WHAT IS BEING ASKED —
Return only the number of lines that hold "station".

--- BEGIN SUPPLIED RECORDS ---

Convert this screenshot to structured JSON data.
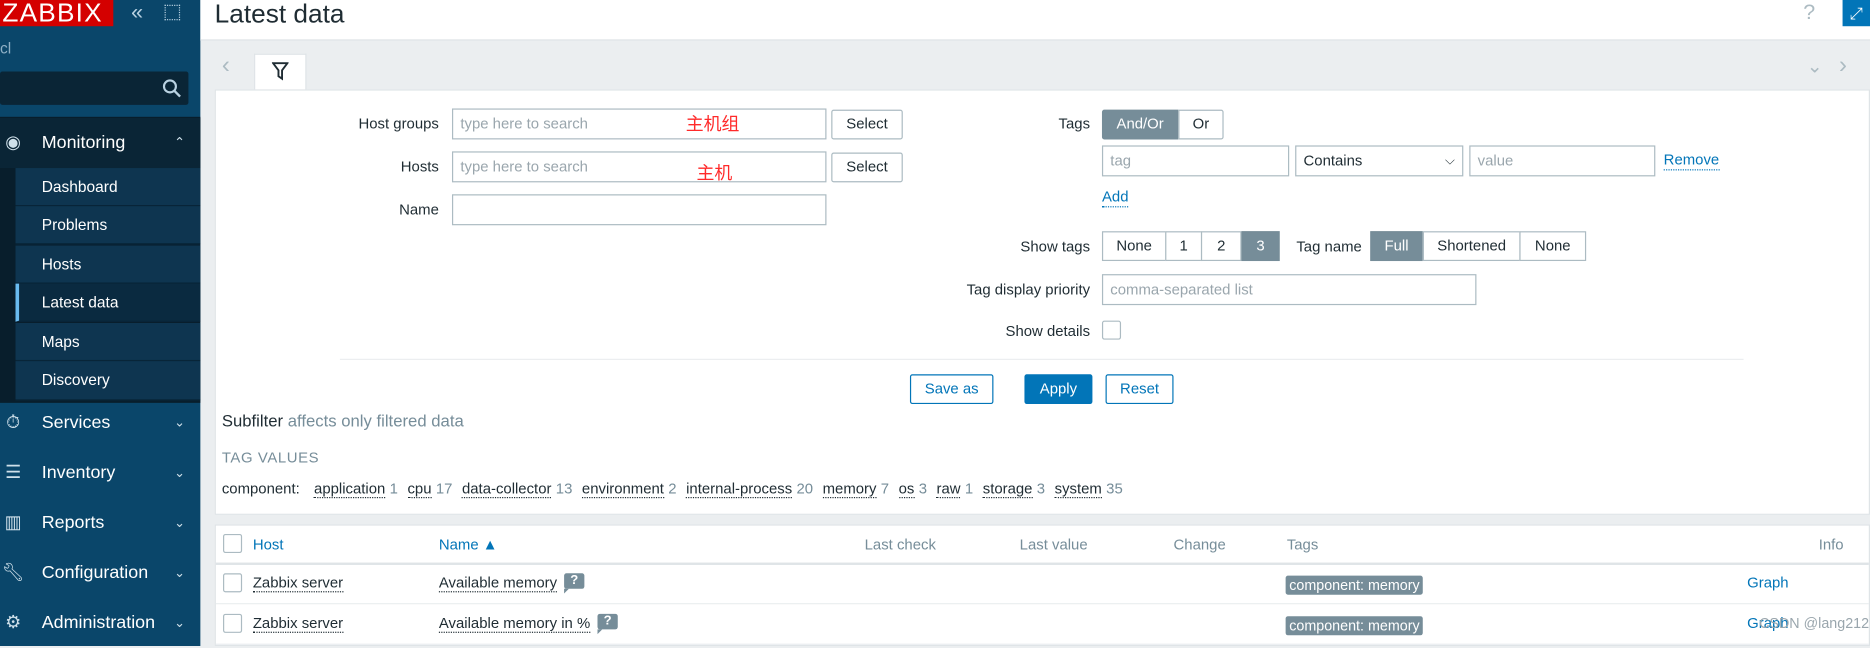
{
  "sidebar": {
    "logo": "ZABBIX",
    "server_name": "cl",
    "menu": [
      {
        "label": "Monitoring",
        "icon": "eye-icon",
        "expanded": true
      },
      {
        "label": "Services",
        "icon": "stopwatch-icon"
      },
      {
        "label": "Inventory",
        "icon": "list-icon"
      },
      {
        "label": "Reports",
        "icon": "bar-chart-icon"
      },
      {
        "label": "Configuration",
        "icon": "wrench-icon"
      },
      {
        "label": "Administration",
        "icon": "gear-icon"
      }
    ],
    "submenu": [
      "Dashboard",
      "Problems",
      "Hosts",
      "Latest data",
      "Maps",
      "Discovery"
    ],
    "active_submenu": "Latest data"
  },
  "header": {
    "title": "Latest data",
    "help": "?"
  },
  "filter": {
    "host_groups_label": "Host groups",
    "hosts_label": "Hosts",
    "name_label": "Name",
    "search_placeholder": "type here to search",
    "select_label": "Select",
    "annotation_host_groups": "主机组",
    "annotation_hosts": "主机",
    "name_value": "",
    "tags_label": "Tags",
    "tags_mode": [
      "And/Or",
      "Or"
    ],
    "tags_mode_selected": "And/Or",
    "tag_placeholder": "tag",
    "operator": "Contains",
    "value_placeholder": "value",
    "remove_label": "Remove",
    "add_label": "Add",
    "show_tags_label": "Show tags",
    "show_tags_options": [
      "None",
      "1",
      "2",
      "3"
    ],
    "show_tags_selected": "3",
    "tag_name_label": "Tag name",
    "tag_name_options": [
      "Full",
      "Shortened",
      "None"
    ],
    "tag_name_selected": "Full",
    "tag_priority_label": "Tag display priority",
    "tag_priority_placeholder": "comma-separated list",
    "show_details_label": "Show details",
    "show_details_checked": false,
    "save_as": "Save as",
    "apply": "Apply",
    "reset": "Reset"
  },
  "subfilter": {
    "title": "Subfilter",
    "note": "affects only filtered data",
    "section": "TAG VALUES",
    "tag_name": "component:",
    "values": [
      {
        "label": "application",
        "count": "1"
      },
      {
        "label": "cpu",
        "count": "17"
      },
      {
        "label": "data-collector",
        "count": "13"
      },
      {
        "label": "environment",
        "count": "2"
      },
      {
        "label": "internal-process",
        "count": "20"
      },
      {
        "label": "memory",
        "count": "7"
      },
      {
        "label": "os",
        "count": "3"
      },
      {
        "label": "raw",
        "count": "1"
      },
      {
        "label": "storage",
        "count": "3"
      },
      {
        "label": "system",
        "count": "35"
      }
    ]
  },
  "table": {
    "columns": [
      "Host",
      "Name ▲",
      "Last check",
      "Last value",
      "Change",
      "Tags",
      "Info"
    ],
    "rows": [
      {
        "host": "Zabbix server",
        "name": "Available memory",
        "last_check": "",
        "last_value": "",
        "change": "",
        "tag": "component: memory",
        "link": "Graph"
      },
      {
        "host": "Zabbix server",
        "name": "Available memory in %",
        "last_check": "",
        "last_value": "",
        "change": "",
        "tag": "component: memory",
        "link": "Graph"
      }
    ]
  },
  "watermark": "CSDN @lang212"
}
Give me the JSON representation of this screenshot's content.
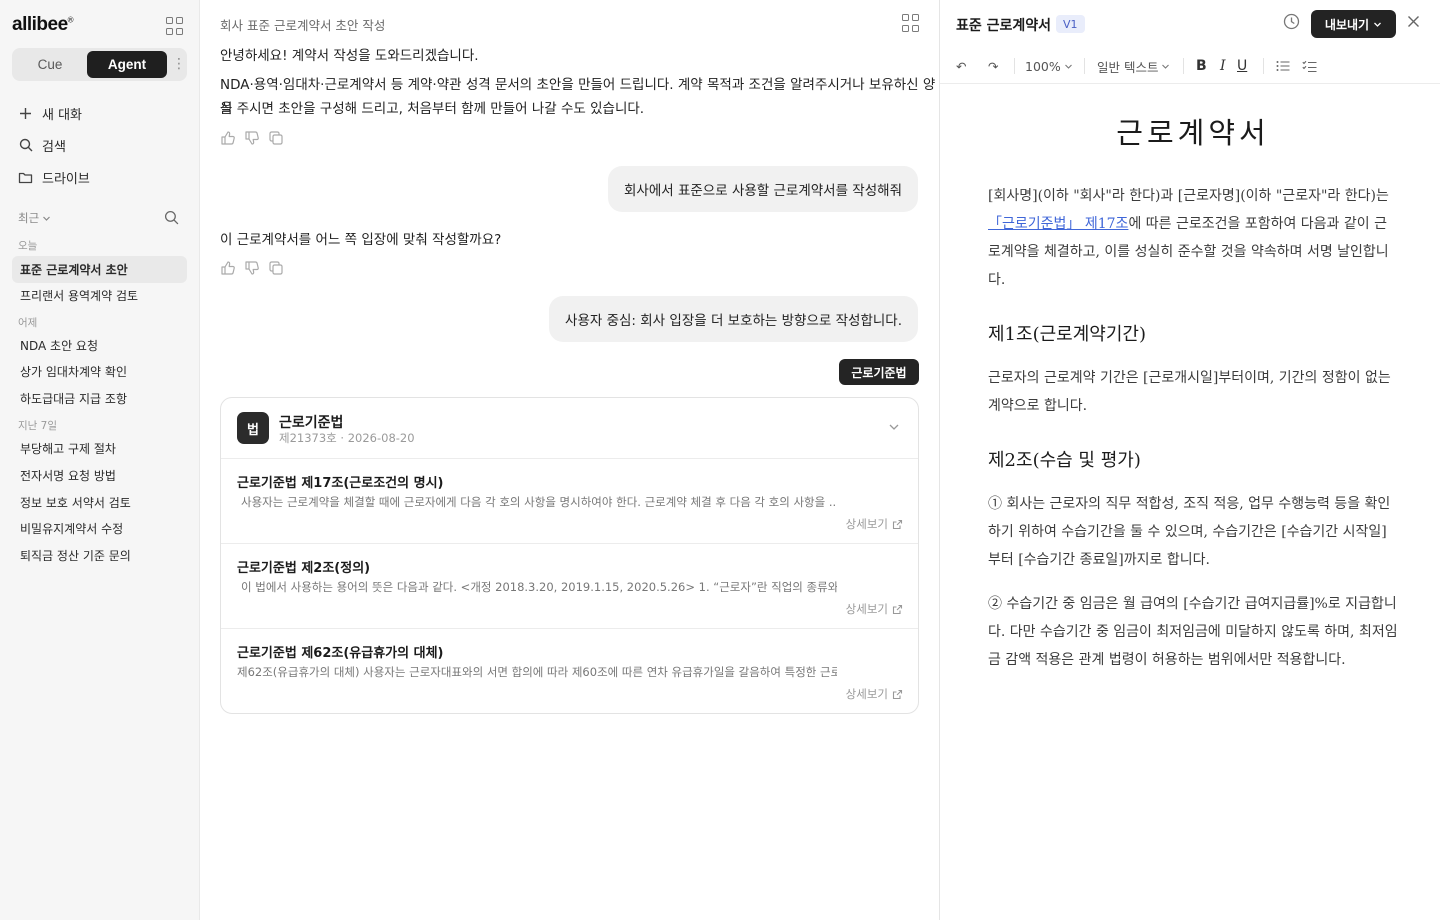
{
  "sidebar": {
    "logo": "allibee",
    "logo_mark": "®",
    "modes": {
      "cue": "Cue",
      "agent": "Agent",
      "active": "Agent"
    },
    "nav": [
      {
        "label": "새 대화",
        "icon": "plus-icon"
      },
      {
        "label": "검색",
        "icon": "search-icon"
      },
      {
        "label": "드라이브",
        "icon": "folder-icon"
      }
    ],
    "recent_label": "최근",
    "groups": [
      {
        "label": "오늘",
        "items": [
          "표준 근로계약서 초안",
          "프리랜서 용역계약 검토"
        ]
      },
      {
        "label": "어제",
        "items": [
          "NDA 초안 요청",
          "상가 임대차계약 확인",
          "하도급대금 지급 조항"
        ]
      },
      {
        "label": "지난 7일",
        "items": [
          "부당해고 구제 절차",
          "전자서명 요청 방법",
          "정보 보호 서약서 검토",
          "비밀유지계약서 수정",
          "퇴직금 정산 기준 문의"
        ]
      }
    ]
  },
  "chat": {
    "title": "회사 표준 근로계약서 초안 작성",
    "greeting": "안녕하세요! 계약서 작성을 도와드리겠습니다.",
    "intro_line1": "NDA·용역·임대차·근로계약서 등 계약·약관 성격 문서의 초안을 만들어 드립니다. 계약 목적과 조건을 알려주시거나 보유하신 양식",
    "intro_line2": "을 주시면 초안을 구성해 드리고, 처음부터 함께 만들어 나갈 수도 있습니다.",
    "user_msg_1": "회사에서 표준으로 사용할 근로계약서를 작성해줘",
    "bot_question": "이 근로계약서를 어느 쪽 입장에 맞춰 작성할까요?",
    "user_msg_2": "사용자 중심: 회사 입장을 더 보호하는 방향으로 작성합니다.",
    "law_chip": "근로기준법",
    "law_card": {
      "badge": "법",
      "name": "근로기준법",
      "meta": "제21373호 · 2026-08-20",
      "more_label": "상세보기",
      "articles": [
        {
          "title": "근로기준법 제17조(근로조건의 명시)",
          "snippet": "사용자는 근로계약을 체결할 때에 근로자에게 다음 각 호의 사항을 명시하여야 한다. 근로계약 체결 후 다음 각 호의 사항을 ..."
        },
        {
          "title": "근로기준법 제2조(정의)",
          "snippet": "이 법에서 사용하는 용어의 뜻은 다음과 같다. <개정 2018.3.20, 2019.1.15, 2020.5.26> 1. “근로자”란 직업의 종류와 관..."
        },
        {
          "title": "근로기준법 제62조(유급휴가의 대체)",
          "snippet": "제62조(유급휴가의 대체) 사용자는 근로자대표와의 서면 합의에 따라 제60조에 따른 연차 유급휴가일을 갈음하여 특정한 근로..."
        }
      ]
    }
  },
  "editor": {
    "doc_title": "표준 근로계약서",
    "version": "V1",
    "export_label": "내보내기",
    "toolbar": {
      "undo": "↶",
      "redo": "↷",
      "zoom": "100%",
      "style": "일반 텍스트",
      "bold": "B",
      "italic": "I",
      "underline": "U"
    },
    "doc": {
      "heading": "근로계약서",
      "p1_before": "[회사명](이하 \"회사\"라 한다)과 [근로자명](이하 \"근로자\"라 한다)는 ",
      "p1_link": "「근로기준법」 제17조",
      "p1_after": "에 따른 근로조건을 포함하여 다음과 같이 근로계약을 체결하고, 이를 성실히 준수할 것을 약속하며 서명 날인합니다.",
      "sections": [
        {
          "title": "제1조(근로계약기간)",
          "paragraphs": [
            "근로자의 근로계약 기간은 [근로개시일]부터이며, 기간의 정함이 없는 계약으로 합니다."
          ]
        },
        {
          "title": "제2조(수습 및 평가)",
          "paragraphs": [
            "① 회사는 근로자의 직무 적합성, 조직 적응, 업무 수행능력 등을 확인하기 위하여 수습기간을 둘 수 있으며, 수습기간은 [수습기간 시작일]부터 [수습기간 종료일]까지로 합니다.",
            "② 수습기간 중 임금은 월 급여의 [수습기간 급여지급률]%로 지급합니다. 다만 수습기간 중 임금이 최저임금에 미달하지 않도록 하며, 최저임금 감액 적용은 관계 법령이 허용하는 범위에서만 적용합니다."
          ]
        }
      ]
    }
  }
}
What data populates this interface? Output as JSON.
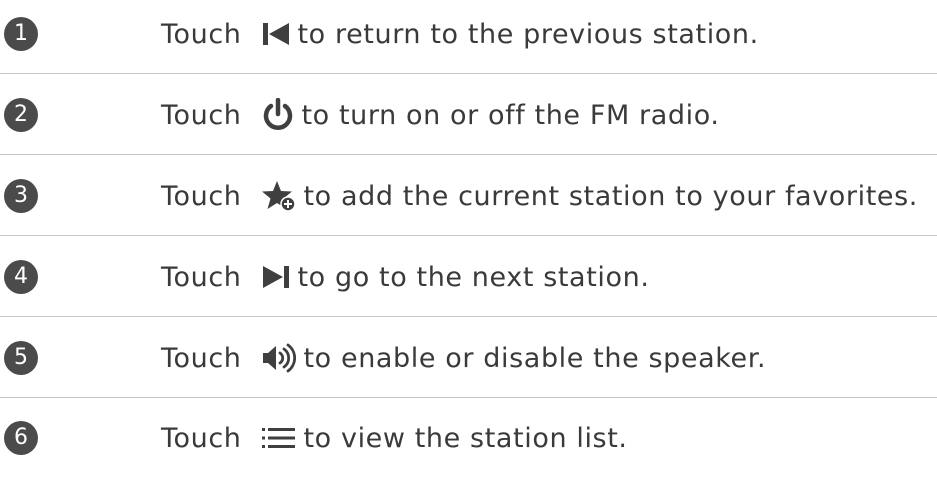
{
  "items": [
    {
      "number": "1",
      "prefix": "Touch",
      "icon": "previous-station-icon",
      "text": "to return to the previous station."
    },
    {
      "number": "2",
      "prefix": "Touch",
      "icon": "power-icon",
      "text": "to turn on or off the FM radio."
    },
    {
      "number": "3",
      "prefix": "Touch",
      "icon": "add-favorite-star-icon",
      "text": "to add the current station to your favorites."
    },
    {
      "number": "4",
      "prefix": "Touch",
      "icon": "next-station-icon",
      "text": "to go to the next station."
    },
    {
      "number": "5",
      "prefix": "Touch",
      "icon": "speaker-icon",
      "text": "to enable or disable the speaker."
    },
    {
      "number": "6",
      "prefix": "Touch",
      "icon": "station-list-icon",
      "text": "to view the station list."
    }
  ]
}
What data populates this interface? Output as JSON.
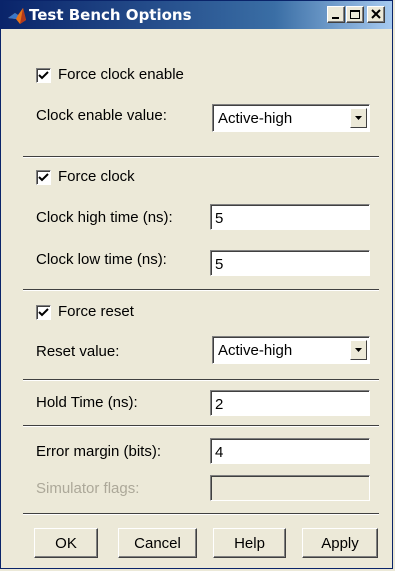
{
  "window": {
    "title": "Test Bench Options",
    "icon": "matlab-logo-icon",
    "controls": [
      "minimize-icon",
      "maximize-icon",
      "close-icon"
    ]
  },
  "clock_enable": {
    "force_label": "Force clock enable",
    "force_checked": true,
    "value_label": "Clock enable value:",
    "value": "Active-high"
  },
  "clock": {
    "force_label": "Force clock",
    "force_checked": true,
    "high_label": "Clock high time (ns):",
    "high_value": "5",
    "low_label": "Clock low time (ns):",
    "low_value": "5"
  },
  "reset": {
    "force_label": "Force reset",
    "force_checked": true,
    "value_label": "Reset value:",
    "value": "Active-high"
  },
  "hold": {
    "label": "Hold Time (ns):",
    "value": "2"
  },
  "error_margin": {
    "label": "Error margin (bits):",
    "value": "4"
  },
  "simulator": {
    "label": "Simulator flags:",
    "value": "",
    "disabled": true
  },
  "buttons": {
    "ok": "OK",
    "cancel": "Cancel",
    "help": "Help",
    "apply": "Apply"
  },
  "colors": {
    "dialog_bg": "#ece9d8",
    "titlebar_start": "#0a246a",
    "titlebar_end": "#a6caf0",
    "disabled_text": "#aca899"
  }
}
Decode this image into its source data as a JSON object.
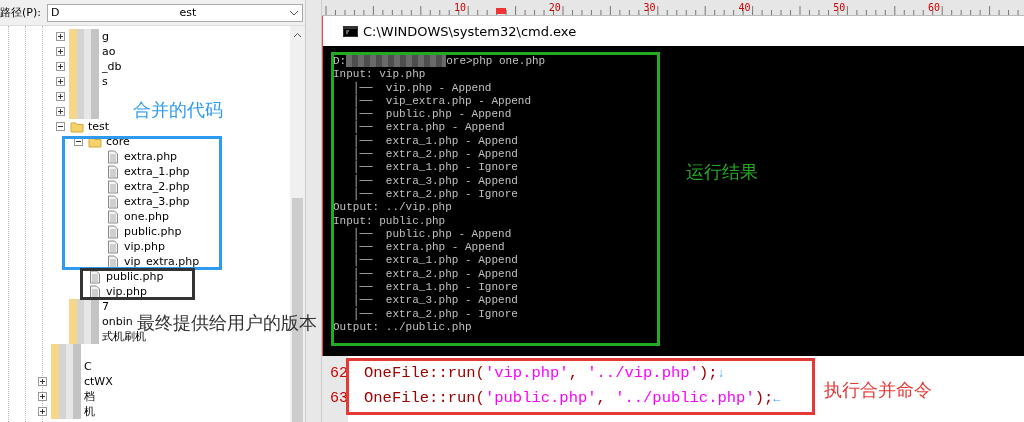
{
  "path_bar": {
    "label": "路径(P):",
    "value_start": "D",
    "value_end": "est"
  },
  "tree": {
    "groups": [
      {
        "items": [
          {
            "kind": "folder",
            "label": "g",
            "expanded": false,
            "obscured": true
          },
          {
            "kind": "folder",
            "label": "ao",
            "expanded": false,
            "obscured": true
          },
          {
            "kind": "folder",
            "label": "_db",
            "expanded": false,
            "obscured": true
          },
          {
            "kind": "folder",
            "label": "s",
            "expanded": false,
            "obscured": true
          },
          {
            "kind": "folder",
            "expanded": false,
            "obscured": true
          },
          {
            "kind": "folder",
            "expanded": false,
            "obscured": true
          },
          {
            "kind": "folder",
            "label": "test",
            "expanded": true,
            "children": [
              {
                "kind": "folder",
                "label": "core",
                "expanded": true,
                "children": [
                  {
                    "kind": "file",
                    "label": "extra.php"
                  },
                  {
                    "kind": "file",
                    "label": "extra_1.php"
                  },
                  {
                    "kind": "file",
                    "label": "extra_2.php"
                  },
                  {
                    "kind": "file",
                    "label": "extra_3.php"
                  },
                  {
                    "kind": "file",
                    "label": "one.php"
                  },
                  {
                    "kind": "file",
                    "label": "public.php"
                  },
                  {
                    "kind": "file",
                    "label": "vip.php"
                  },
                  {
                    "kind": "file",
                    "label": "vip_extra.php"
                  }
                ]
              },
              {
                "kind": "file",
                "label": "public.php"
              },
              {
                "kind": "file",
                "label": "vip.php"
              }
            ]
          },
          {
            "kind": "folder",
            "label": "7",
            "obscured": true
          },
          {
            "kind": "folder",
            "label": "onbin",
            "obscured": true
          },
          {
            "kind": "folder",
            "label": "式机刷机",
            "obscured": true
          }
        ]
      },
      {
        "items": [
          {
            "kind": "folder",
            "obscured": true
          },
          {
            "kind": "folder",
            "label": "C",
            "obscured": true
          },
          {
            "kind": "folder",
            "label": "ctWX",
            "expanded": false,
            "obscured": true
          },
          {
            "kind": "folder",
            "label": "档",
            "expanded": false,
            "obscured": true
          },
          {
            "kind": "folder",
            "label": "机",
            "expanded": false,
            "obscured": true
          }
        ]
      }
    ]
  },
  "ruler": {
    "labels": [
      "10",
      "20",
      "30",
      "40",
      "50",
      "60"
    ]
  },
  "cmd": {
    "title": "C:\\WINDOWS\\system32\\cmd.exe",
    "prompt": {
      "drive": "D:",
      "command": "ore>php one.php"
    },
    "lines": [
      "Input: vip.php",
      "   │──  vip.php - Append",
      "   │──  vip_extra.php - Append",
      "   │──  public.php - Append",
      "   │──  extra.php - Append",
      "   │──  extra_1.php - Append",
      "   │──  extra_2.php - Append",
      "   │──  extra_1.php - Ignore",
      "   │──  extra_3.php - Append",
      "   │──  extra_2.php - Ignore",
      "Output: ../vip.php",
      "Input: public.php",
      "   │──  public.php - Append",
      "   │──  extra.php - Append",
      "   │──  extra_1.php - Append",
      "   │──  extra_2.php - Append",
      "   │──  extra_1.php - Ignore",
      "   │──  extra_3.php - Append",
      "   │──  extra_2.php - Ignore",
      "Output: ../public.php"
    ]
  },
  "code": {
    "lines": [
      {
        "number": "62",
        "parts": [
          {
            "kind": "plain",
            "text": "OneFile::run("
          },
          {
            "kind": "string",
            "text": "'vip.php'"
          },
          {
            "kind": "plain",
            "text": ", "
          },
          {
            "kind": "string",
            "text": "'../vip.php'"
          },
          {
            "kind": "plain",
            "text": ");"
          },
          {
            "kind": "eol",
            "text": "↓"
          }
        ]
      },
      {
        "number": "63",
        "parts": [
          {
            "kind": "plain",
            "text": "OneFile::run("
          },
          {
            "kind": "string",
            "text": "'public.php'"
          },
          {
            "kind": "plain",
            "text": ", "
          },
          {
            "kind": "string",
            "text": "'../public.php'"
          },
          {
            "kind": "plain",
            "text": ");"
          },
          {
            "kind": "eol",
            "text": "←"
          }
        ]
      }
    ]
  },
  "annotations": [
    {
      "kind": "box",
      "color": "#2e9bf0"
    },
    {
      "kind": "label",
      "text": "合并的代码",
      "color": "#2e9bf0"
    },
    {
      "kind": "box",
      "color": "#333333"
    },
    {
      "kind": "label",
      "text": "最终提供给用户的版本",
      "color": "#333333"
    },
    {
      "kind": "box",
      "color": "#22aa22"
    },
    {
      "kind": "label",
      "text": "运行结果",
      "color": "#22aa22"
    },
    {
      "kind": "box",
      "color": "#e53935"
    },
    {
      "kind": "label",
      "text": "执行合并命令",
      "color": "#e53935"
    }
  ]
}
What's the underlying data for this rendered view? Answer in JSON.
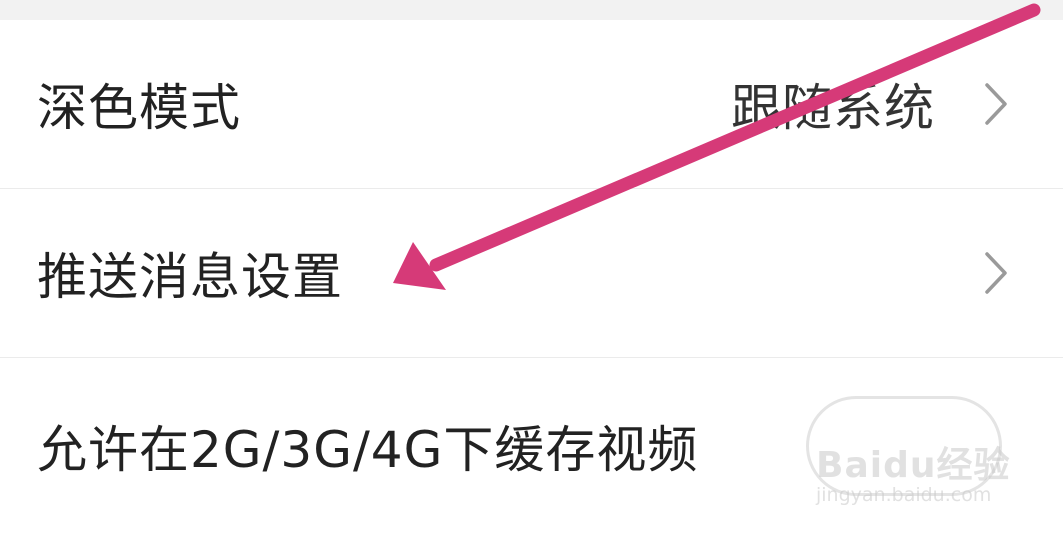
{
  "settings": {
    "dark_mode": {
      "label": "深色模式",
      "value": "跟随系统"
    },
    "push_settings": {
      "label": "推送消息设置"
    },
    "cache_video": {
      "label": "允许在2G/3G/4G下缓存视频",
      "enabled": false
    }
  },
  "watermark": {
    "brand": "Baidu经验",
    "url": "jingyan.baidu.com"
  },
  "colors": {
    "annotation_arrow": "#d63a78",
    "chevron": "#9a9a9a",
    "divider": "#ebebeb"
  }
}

--- END SUPPLIED RECORDS ---

SOLUTION TO THIS TASK —
7